STATED TASK:
Revise the material from its first line through the line containing "- table-row: [88, 264, 562, 315]", changing "question-cell" to "item-cell" and keeping everything else the same. Return only those lines.

INFORMATION PROVIDED:
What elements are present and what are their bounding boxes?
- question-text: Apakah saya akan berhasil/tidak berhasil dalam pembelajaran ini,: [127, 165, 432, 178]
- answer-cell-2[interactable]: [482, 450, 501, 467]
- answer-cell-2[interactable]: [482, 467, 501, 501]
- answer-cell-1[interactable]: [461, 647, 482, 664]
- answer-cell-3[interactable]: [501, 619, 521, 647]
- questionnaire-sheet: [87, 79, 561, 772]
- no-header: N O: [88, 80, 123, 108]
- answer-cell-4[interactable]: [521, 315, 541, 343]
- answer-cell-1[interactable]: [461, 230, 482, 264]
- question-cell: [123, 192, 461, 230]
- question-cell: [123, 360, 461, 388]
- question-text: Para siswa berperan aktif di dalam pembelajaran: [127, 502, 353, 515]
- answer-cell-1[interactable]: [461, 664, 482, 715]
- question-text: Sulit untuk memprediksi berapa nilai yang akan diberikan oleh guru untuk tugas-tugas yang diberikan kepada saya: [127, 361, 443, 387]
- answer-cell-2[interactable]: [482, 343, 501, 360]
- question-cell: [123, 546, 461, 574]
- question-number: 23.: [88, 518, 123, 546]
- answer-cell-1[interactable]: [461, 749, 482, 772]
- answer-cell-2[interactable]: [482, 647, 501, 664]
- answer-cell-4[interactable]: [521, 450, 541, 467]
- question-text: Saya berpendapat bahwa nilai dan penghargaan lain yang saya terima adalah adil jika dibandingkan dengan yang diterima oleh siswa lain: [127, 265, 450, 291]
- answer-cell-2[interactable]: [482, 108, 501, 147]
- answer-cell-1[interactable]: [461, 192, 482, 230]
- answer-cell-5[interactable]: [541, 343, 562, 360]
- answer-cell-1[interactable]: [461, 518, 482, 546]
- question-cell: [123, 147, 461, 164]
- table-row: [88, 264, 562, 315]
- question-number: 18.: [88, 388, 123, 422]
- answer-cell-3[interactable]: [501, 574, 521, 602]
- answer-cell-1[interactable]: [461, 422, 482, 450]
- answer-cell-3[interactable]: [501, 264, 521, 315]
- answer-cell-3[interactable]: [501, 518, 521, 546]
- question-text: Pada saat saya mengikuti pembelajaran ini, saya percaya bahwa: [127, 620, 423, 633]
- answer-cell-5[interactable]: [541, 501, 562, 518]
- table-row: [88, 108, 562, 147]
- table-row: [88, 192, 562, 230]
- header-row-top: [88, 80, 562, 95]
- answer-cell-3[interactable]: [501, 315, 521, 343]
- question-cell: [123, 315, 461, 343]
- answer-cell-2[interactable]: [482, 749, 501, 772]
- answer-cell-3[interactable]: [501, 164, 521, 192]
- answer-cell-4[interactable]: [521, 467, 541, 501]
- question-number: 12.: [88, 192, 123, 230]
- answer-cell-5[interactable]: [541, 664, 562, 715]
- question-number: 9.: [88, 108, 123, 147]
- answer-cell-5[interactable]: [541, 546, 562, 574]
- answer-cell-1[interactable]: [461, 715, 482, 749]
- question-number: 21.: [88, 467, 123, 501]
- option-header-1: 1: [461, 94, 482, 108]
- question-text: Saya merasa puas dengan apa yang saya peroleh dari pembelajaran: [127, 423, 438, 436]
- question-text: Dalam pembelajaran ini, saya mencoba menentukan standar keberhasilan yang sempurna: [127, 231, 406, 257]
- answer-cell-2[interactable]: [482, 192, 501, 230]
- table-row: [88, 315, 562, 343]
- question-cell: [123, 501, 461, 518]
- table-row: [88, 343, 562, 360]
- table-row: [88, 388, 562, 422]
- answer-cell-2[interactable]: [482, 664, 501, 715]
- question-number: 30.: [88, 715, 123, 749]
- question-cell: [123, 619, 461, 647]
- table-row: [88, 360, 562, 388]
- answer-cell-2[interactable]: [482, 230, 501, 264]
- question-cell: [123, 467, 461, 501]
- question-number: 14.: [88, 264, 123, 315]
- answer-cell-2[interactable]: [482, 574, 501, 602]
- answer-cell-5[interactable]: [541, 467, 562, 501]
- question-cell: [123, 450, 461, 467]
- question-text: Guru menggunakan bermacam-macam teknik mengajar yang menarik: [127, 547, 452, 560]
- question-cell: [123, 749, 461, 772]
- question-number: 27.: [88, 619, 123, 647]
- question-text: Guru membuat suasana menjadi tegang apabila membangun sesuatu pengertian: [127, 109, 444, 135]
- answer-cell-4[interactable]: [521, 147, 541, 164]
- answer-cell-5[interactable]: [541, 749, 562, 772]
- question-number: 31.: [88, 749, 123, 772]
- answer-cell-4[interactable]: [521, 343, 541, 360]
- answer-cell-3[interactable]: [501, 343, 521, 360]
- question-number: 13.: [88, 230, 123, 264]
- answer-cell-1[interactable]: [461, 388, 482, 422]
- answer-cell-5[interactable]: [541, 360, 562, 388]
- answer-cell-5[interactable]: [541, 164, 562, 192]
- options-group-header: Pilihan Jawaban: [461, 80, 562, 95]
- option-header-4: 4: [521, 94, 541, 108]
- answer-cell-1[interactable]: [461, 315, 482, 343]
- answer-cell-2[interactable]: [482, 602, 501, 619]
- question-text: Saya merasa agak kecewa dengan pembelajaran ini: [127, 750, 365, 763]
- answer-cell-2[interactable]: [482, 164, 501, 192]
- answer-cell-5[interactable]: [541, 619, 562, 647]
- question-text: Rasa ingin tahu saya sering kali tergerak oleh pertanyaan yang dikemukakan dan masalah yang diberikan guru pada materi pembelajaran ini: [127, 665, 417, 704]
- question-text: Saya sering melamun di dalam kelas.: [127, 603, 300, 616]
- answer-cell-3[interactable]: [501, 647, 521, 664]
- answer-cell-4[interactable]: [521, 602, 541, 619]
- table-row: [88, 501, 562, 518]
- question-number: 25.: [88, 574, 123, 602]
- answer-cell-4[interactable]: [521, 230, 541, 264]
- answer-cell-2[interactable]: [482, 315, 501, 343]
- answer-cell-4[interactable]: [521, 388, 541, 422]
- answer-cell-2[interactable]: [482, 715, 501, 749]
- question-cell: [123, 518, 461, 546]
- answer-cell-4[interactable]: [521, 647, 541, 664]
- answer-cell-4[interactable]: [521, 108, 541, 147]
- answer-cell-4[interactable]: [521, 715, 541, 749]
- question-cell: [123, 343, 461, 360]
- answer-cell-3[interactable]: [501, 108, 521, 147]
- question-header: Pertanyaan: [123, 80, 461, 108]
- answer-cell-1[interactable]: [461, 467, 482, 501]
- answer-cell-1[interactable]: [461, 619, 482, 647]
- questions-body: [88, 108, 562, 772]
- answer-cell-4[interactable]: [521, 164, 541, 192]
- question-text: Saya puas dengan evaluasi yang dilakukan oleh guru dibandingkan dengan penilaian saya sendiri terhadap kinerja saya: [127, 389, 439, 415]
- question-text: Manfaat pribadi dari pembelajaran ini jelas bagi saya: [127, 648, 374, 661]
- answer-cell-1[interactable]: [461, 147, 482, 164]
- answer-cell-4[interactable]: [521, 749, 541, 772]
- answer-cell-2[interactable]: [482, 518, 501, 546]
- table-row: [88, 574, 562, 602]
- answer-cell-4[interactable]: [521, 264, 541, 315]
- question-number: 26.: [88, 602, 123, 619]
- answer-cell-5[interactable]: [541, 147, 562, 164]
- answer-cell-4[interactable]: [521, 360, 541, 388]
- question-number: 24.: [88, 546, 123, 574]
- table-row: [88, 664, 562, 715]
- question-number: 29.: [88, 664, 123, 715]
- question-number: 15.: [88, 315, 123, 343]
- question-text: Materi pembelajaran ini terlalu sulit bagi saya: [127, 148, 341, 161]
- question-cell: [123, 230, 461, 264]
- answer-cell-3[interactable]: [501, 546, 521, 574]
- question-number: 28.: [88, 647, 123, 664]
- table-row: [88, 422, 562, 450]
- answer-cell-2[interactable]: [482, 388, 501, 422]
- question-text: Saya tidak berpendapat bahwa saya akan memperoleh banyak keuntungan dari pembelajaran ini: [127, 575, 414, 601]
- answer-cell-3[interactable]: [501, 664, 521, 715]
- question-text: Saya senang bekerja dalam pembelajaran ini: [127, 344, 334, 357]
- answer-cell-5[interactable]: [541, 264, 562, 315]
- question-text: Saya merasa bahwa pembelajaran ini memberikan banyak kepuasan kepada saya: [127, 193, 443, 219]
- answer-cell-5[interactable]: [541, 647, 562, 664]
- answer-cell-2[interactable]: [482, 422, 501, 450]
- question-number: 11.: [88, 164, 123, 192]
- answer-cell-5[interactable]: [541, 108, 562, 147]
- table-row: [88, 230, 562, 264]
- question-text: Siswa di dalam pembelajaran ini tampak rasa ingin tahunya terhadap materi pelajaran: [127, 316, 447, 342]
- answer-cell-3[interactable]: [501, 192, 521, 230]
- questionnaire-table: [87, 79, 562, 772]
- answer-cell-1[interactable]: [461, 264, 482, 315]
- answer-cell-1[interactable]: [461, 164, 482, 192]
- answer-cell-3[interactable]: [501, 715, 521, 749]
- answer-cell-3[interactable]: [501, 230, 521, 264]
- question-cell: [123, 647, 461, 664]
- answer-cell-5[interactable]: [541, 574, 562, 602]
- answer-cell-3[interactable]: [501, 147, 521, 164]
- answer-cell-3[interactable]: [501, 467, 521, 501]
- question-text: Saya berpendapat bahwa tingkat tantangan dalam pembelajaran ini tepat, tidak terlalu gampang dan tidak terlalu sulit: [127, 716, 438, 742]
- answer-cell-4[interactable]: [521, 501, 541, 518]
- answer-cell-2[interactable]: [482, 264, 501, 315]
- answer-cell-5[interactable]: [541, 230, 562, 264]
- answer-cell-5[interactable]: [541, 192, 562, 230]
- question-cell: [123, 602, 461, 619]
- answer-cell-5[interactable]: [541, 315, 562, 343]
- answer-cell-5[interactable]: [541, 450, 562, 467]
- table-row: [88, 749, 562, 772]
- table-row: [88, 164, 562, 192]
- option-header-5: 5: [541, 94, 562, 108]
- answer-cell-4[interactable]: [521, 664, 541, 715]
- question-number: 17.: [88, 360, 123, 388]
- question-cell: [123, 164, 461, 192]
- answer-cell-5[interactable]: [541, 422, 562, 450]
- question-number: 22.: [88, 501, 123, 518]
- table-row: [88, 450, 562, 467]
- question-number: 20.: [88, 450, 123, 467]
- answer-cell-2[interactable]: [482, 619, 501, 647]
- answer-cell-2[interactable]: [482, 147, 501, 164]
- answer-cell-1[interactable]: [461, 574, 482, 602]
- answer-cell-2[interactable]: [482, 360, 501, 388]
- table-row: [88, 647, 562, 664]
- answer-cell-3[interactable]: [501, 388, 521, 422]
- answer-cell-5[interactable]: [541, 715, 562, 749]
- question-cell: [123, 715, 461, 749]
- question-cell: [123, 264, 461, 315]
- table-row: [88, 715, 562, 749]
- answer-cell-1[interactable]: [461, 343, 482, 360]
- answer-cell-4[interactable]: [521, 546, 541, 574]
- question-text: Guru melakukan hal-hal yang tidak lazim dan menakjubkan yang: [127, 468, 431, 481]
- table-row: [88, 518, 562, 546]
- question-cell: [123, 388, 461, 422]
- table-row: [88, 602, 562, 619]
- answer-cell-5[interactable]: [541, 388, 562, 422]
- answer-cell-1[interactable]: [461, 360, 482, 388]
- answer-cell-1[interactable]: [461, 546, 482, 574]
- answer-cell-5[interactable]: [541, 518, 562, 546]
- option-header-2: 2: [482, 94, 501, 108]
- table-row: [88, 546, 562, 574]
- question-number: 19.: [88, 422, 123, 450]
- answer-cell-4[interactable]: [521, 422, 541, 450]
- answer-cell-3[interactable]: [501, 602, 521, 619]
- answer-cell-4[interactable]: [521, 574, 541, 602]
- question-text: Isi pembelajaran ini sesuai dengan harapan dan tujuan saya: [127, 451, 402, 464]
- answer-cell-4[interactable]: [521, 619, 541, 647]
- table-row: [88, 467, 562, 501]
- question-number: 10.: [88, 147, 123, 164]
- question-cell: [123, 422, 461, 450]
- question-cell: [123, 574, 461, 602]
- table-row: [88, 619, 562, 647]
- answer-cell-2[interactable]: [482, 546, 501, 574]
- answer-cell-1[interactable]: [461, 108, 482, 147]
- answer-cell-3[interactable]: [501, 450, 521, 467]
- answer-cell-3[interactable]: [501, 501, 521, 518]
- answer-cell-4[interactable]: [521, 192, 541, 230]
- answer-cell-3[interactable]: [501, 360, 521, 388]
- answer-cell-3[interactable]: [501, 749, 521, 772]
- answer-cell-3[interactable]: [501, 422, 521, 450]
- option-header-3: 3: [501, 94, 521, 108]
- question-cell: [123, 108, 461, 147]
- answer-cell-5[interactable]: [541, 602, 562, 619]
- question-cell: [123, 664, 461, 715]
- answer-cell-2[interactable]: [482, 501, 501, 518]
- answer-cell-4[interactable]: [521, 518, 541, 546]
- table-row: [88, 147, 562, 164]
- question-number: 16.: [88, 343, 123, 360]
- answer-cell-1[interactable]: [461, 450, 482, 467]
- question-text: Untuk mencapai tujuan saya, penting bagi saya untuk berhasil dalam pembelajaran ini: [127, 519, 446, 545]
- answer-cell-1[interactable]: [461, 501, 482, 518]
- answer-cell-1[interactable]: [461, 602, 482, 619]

ANSWER TO THE EXERCISE:
What elements are present and what are their bounding boxes?
- question-text: Apakah saya akan berhasil/tidak berhasil dalam pembelajaran ini,: [127, 165, 432, 178]
- answer-cell-2[interactable]: [482, 450, 501, 467]
- answer-cell-2[interactable]: [482, 467, 501, 501]
- answer-cell-1[interactable]: [461, 647, 482, 664]
- answer-cell-3[interactable]: [501, 619, 521, 647]
- questionnaire-sheet: [87, 79, 561, 772]
- no-header: N O: [88, 80, 123, 108]
- answer-cell-4[interactable]: [521, 315, 541, 343]
- answer-cell-1[interactable]: [461, 230, 482, 264]
- item-cell: [123, 192, 461, 230]
- item-cell: [123, 360, 461, 388]
- question-text: Para siswa berperan aktif di dalam pembelajaran: [127, 502, 353, 515]
- answer-cell-1[interactable]: [461, 664, 482, 715]
- question-text: Sulit untuk memprediksi berapa nilai yang akan diberikan oleh guru untuk tugas-tugas yang diberikan kepada saya: [127, 361, 443, 387]
- answer-cell-2[interactable]: [482, 343, 501, 360]
- item-cell: [123, 546, 461, 574]
- question-number: 23.: [88, 518, 123, 546]
- answer-cell-1[interactable]: [461, 749, 482, 772]
- answer-cell-2[interactable]: [482, 647, 501, 664]
- answer-cell-4[interactable]: [521, 450, 541, 467]
- question-text: Saya berpendapat bahwa nilai dan penghargaan lain yang saya terima adalah adil jika dibandingkan dengan yang diterima oleh siswa lain: [127, 265, 450, 291]
- answer-cell-2[interactable]: [482, 108, 501, 147]
- answer-cell-1[interactable]: [461, 192, 482, 230]
- answer-cell-5[interactable]: [541, 343, 562, 360]
- answer-cell-1[interactable]: [461, 518, 482, 546]
- item-cell: [123, 147, 461, 164]
- table-row: [88, 264, 562, 315]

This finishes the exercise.